### Given records ###
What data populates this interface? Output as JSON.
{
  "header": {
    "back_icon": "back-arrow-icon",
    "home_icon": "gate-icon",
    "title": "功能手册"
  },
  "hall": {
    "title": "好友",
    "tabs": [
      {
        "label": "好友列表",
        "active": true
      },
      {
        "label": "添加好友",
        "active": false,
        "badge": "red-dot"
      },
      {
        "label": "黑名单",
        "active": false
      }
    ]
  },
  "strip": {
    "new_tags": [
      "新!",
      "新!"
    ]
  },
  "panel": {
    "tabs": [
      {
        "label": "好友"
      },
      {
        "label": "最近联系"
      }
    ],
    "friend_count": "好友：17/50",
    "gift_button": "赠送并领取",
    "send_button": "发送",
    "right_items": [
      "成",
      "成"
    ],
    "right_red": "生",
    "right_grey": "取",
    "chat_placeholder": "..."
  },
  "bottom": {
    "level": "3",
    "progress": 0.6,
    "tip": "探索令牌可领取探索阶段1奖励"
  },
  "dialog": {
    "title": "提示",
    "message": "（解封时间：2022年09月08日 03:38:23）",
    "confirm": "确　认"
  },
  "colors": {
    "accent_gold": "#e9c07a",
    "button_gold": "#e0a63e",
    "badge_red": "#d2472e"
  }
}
###
Problem to solve
The lines above should be duplicated exactly.

Task response
What data populates this interface? Output as JSON.
{
  "header": {
    "back_icon": "back-arrow-icon",
    "home_icon": "gate-icon",
    "title": "功能手册"
  },
  "hall": {
    "title": "好友",
    "tabs": [
      {
        "label": "好友列表",
        "active": true
      },
      {
        "label": "添加好友",
        "active": false,
        "badge": "red-dot"
      },
      {
        "label": "黑名单",
        "active": false
      }
    ]
  },
  "strip": {
    "new_tags": [
      "新!",
      "新!"
    ]
  },
  "panel": {
    "tabs": [
      {
        "label": "好友"
      },
      {
        "label": "最近联系"
      }
    ],
    "friend_count": "好友：17/50",
    "gift_button": "赠送并领取",
    "send_button": "发送",
    "right_items": [
      "成",
      "成"
    ],
    "right_red": "生",
    "right_grey": "取",
    "chat_placeholder": "..."
  },
  "bottom": {
    "level": "3",
    "progress": 0.6,
    "tip": "探索令牌可领取探索阶段1奖励"
  },
  "dialog": {
    "title": "提示",
    "message": "（解封时间：2022年09月08日 03:38:23）",
    "confirm": "确　认"
  },
  "colors": {
    "accent_gold": "#e9c07a",
    "button_gold": "#e0a63e",
    "badge_red": "#d2472e"
  }
}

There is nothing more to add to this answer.